| Exercise |
Make an exact copy of the lines, leaving the pictures out.

| Records shown |
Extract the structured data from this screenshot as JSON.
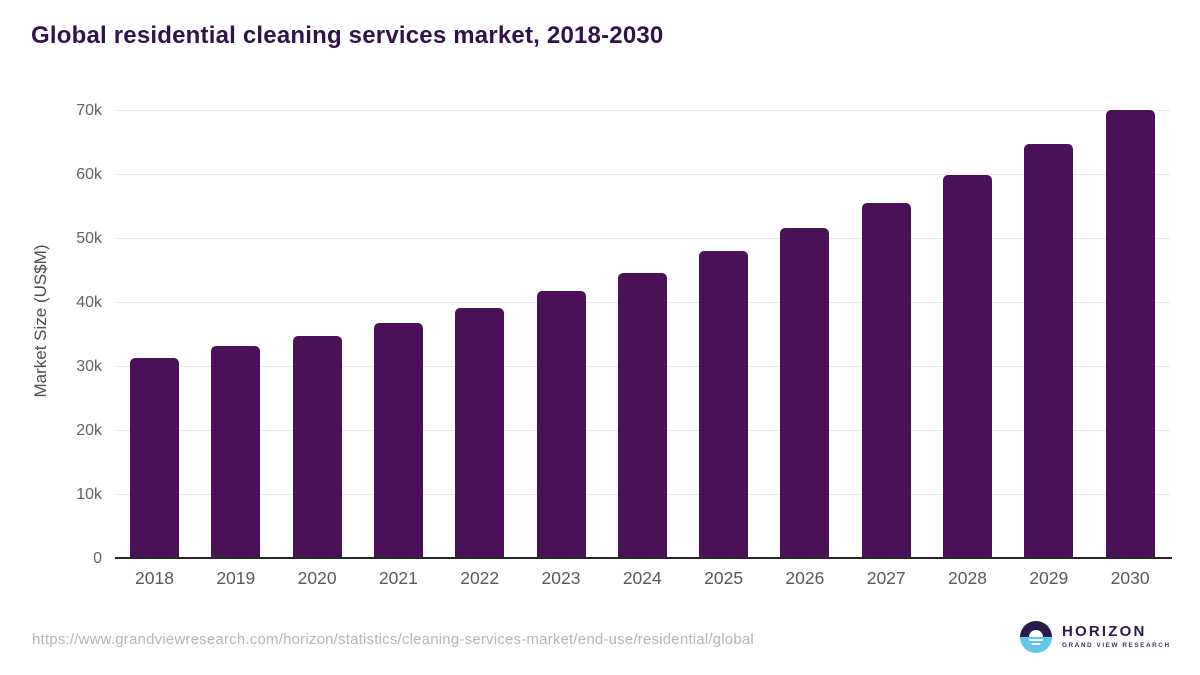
{
  "header": {
    "title": "Global residential cleaning services market, 2018-2030",
    "title_color": "#31124a"
  },
  "chart_data": {
    "type": "bar",
    "categories": [
      "2018",
      "2019",
      "2020",
      "2021",
      "2022",
      "2023",
      "2024",
      "2025",
      "2026",
      "2027",
      "2028",
      "2029",
      "2030"
    ],
    "values": [
      31000,
      33000,
      34500,
      36600,
      38900,
      41500,
      44400,
      47800,
      51300,
      55200,
      59600,
      64400,
      69800
    ],
    "title": "Global residential cleaning services market, 2018-2030",
    "xlabel": "",
    "ylabel": "Market Size (US$M)",
    "ylim": [
      0,
      70000
    ],
    "ytick_values": [
      0,
      10000,
      20000,
      30000,
      40000,
      50000,
      60000,
      70000
    ],
    "ytick_labels": [
      "0",
      "10k",
      "20k",
      "30k",
      "40k",
      "50k",
      "60k",
      "70k"
    ],
    "grid": "horizontal",
    "legend": "none",
    "bar_color": "#4a1158"
  },
  "footer": {
    "source_url": "https://www.grandviewresearch.com/horizon/statistics/cleaning-services-market/end-use/residential/global",
    "logo": {
      "brand": "HORIZON",
      "subtitle": "GRAND VIEW RESEARCH",
      "brand_color": "#2e1a47",
      "subtitle_color": "#41306b",
      "mark_top_color": "#2b1b49",
      "mark_bottom_color": "#62c6ea"
    }
  }
}
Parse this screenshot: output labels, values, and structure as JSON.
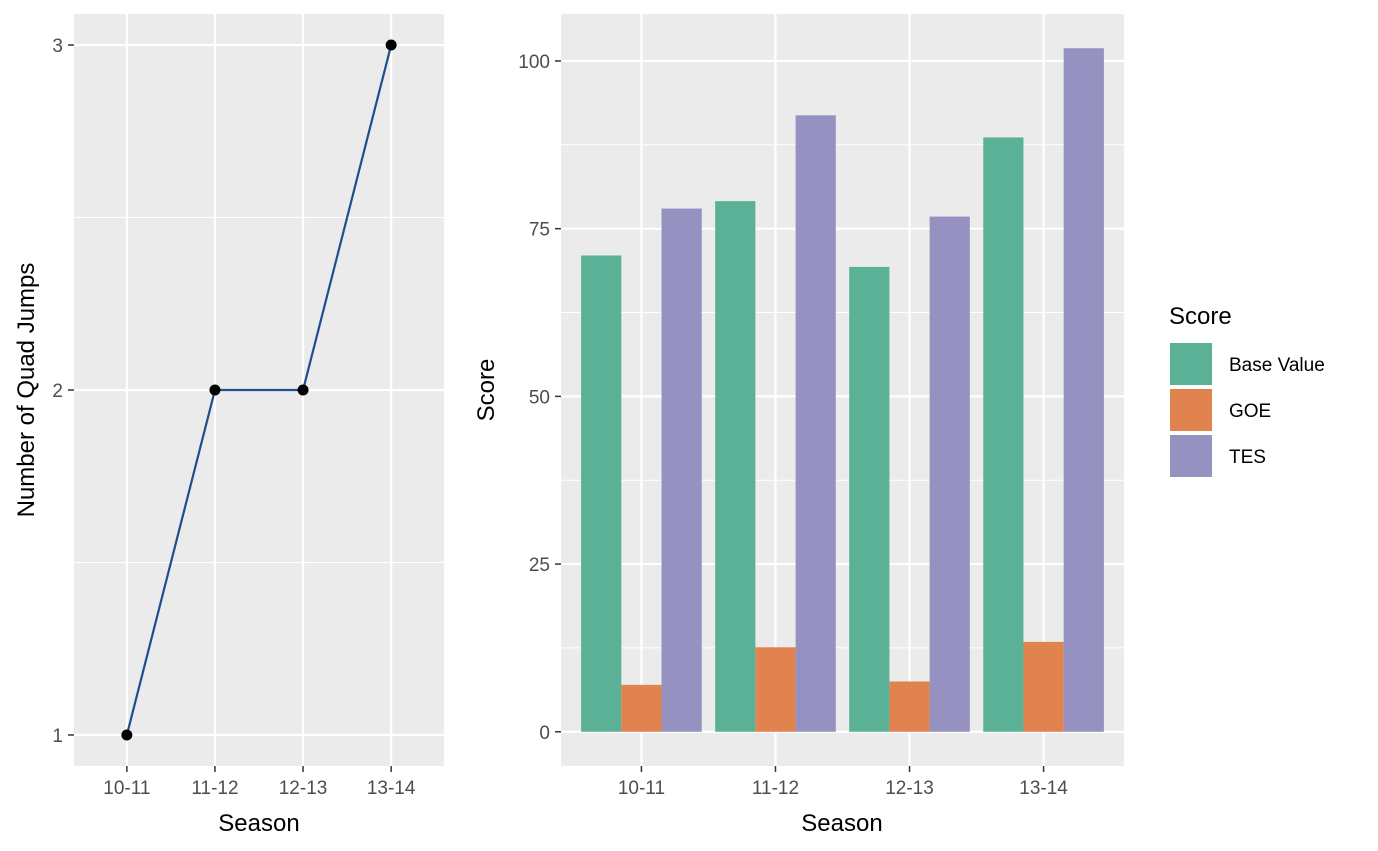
{
  "chart_data": [
    {
      "type": "line",
      "xlabel": "Season",
      "ylabel": "Number of Quad Jumps",
      "categories": [
        "10-11",
        "11-12",
        "12-13",
        "13-14"
      ],
      "values": [
        1,
        2,
        2,
        3
      ],
      "ylim": [
        0.91,
        3.09
      ],
      "yticks": [
        1,
        2,
        3
      ],
      "grid": true,
      "line_color": "#1f4e8c",
      "point_color": "#000000"
    },
    {
      "type": "bar",
      "xlabel": "Season",
      "ylabel": "Score",
      "categories": [
        "10-11",
        "11-12",
        "12-13",
        "13-14"
      ],
      "series": [
        {
          "name": "Base Value",
          "values": [
            71.0,
            79.1,
            69.3,
            88.6
          ],
          "color": "#5bb196"
        },
        {
          "name": "GOE",
          "values": [
            7.0,
            12.6,
            7.5,
            13.4
          ],
          "color": "#e0834e"
        },
        {
          "name": "TES",
          "values": [
            78.0,
            91.9,
            76.8,
            101.9
          ],
          "color": "#9592c1"
        }
      ],
      "ylim": [
        -5.1,
        107.0
      ],
      "yticks": [
        0,
        25,
        50,
        75,
        100
      ],
      "grid": true,
      "legend": {
        "title": "Score",
        "position": "right"
      }
    }
  ]
}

| In response |
Extract the structured data from this screenshot as JSON.
{
  "header": {
    "title": "Global residential cleaning services market, 2018-2030",
    "title_color": "#31124a"
  },
  "chart_data": {
    "type": "bar",
    "categories": [
      "2018",
      "2019",
      "2020",
      "2021",
      "2022",
      "2023",
      "2024",
      "2025",
      "2026",
      "2027",
      "2028",
      "2029",
      "2030"
    ],
    "values": [
      31000,
      33000,
      34500,
      36600,
      38900,
      41500,
      44400,
      47800,
      51300,
      55200,
      59600,
      64400,
      69800
    ],
    "title": "Global residential cleaning services market, 2018-2030",
    "xlabel": "",
    "ylabel": "Market Size (US$M)",
    "ylim": [
      0,
      70000
    ],
    "ytick_values": [
      0,
      10000,
      20000,
      30000,
      40000,
      50000,
      60000,
      70000
    ],
    "ytick_labels": [
      "0",
      "10k",
      "20k",
      "30k",
      "40k",
      "50k",
      "60k",
      "70k"
    ],
    "grid": "horizontal",
    "legend": "none",
    "bar_color": "#4a1158"
  },
  "footer": {
    "source_url": "https://www.grandviewresearch.com/horizon/statistics/cleaning-services-market/end-use/residential/global",
    "logo": {
      "brand": "HORIZON",
      "subtitle": "GRAND VIEW RESEARCH",
      "brand_color": "#2e1a47",
      "subtitle_color": "#41306b",
      "mark_top_color": "#2b1b49",
      "mark_bottom_color": "#62c6ea"
    }
  }
}
Parse this screenshot: output labels, values, and structure as JSON.
{
  "chart_data": [
    {
      "type": "line",
      "xlabel": "Season",
      "ylabel": "Number of Quad Jumps",
      "categories": [
        "10-11",
        "11-12",
        "12-13",
        "13-14"
      ],
      "values": [
        1,
        2,
        2,
        3
      ],
      "ylim": [
        0.91,
        3.09
      ],
      "yticks": [
        1,
        2,
        3
      ],
      "grid": true,
      "line_color": "#1f4e8c",
      "point_color": "#000000"
    },
    {
      "type": "bar",
      "xlabel": "Season",
      "ylabel": "Score",
      "categories": [
        "10-11",
        "11-12",
        "12-13",
        "13-14"
      ],
      "series": [
        {
          "name": "Base Value",
          "values": [
            71.0,
            79.1,
            69.3,
            88.6
          ],
          "color": "#5bb196"
        },
        {
          "name": "GOE",
          "values": [
            7.0,
            12.6,
            7.5,
            13.4
          ],
          "color": "#e0834e"
        },
        {
          "name": "TES",
          "values": [
            78.0,
            91.9,
            76.8,
            101.9
          ],
          "color": "#9592c1"
        }
      ],
      "ylim": [
        -5.1,
        107.0
      ],
      "yticks": [
        0,
        25,
        50,
        75,
        100
      ],
      "grid": true,
      "legend": {
        "title": "Score",
        "position": "right"
      }
    }
  ]
}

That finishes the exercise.